What the task asks: Report every line below that holds the word "туберкулезной".

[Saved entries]
%%
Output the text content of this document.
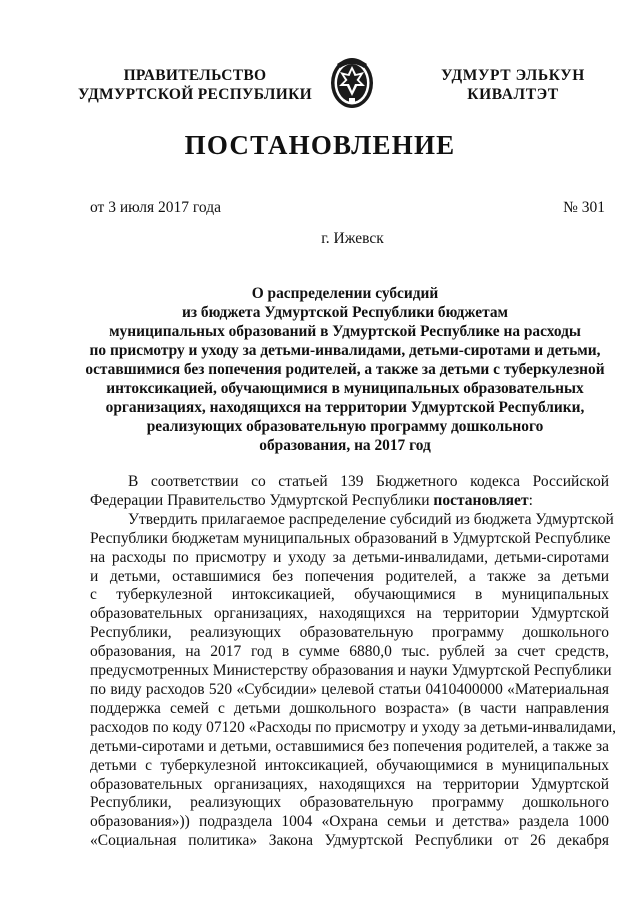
ПРАВИТЕЛЬСТВО
УДМУРТСКОЙ РЕСПУБЛИКИ
УДМУРТ ЭЛЬКУН
КИВАЛТЭТ
ПОСТАНОВЛЕНИЕ
от 3 июля 2017 года	№ 301
г. Ижевск
О распределении субсидий
из бюджета Удмуртской Республики бюджетам
муниципальных образований в Удмуртской Республике на расходы
по присмотру и уходу за детьми-инвалидами, детьми-сиротами и детьми,
оставшимися без попечения родителей, а также за детьми с туберкулезной
интоксикацией, обучающимися в муниципальных образовательных
организациях, находящихся на территории Удмуртской Республики,
реализующих образовательную программу дошкольного
образования, на 2017 год
В соответствии со статьей 139 Бюджетного кодекса Российской
Федерации Правительство Удмуртской Республики постановляет:
Утвердить прилагаемое распределение субсидий из бюджета Удмуртской
Республики бюджетам муниципальных образований в Удмуртской Республике
на расходы по присмотру и уходу за детьми-инвалидами, детьми-сиротами
и детьми, оставшимися без попечения родителей, а также за детьми
с туберкулезной интоксикацией, обучающимися в муниципальных
образовательных организациях, находящихся на территории Удмуртской
Республики, реализующих образовательную программу дошкольного
образования, на 2017 год в сумме 6880,0 тыс. рублей за счет средств,
предусмотренных Министерству образования и науки Удмуртской Республики
по виду расходов 520 «Субсидии» целевой статьи 0410400000 «Материальная
поддержка семей с детьми дошкольного возраста» (в части направления
расходов по коду 07120 «Расходы по присмотру и уходу за детьми-инвалидами,
детьми-сиротами и детьми, оставшимися без попечения родителей, а также за
детьми с туберкулезной интоксикацией, обучающимися в муниципальных
образовательных организациях, находящихся на территории Удмуртской
Республики, реализующих образовательную программу дошкольного
образования»)) подраздела 1004 «Охрана семьи и детства» раздела 1000
«Социальная политика» Закона Удмуртской Республики от 26 декабря
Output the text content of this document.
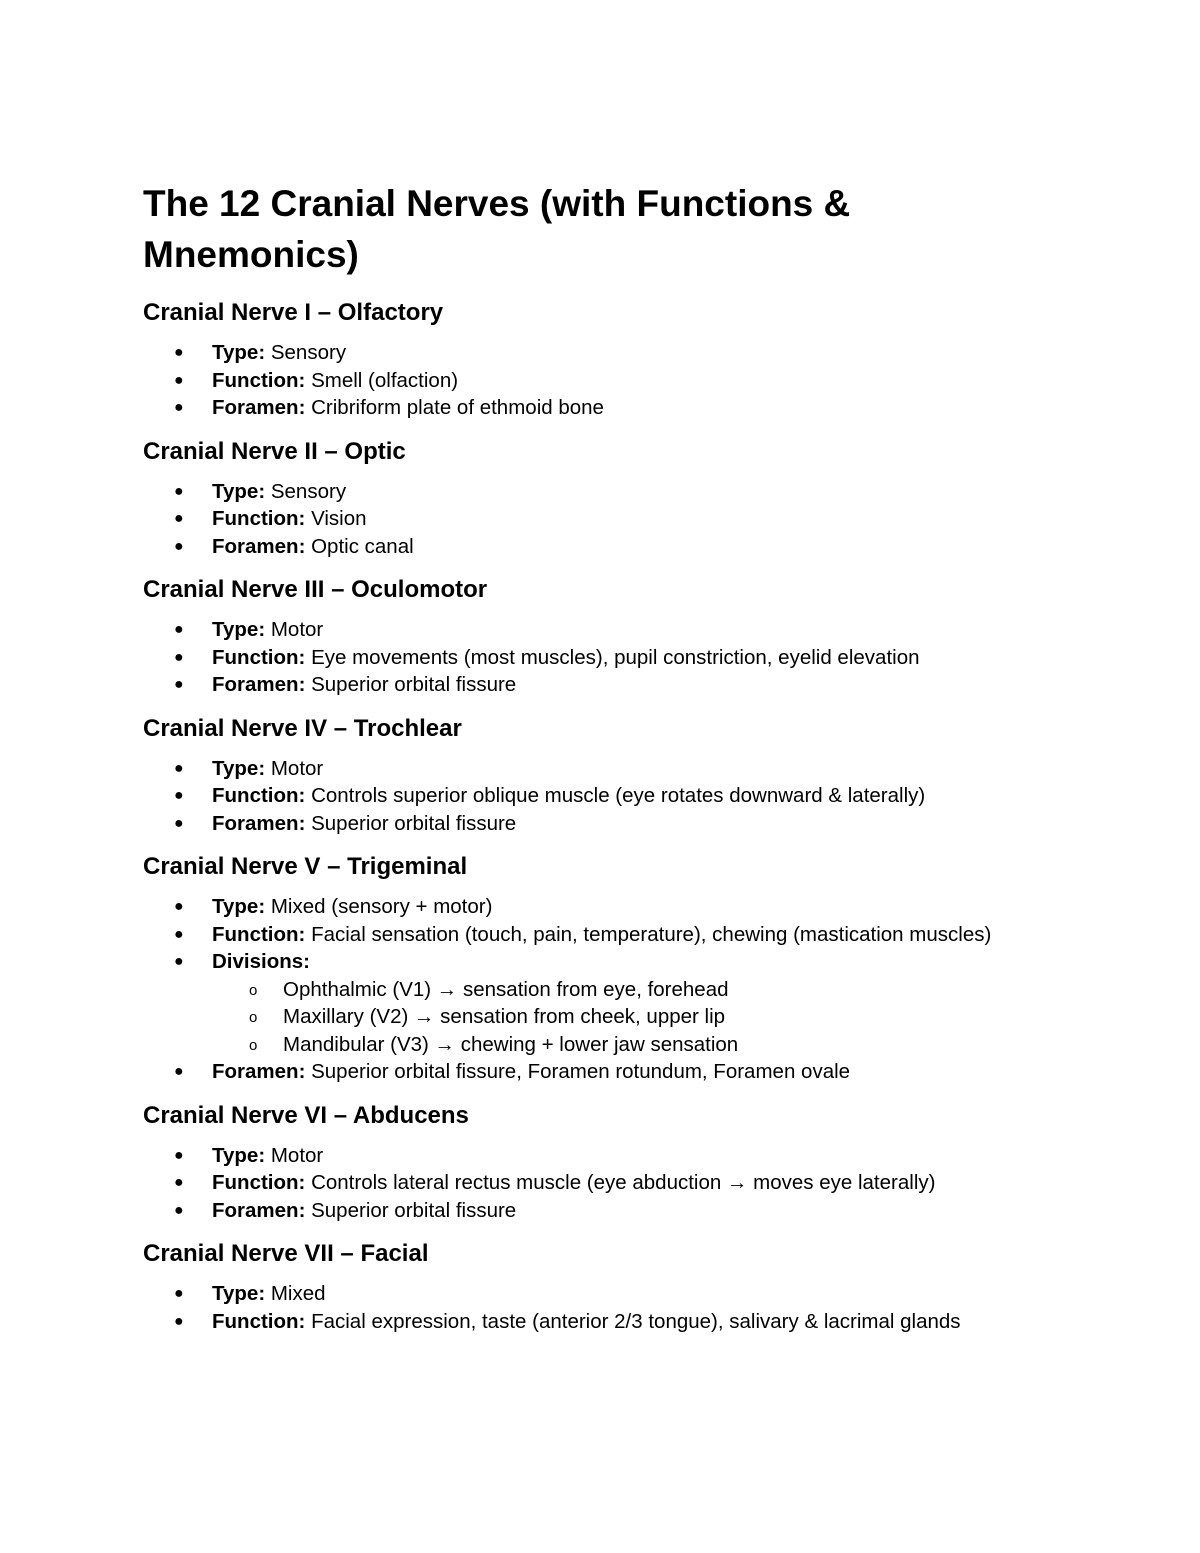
The 12 Cranial Nerves (with Functions & Mnemonics)
Cranial Nerve I – Olfactory
● Type: Sensory
● Function: Smell (olfaction)
● Foramen: Cribriform plate of ethmoid bone
Cranial Nerve II – Optic
● Type: Sensory
● Function: Vision
● Foramen: Optic canal
Cranial Nerve III – Oculomotor
● Type: Motor
● Function: Eye movements (most muscles), pupil constriction, eyelid elevation
● Foramen: Superior orbital fissure
Cranial Nerve IV – Trochlear
● Type: Motor
● Function: Controls superior oblique muscle (eye rotates downward & laterally)
● Foramen: Superior orbital fissure
Cranial Nerve V – Trigeminal
● Type: Mixed (sensory + motor)
● Function: Facial sensation (touch, pain, temperature), chewing (mastication muscles)
● Divisions:
o Ophthalmic (V1) → sensation from eye, forehead
o Maxillary (V2) → sensation from cheek, upper lip
o Mandibular (V3) → chewing + lower jaw sensation
● Foramen: Superior orbital fissure, Foramen rotundum, Foramen ovale
Cranial Nerve VI – Abducens
● Type: Motor
● Function: Controls lateral rectus muscle (eye abduction → moves eye laterally)
● Foramen: Superior orbital fissure
Cranial Nerve VII – Facial
● Type: Mixed
● Function: Facial expression, taste (anterior 2/3 tongue), salivary & lacrimal glands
%%
Completed task:
оставшимися без попечения родителей, а также за детьми с туберкулезной
с туберкулезной интоксикацией, обучающимися в муниципальных
детьми с туберкулезной интоксикацией, обучающимися в муниципальных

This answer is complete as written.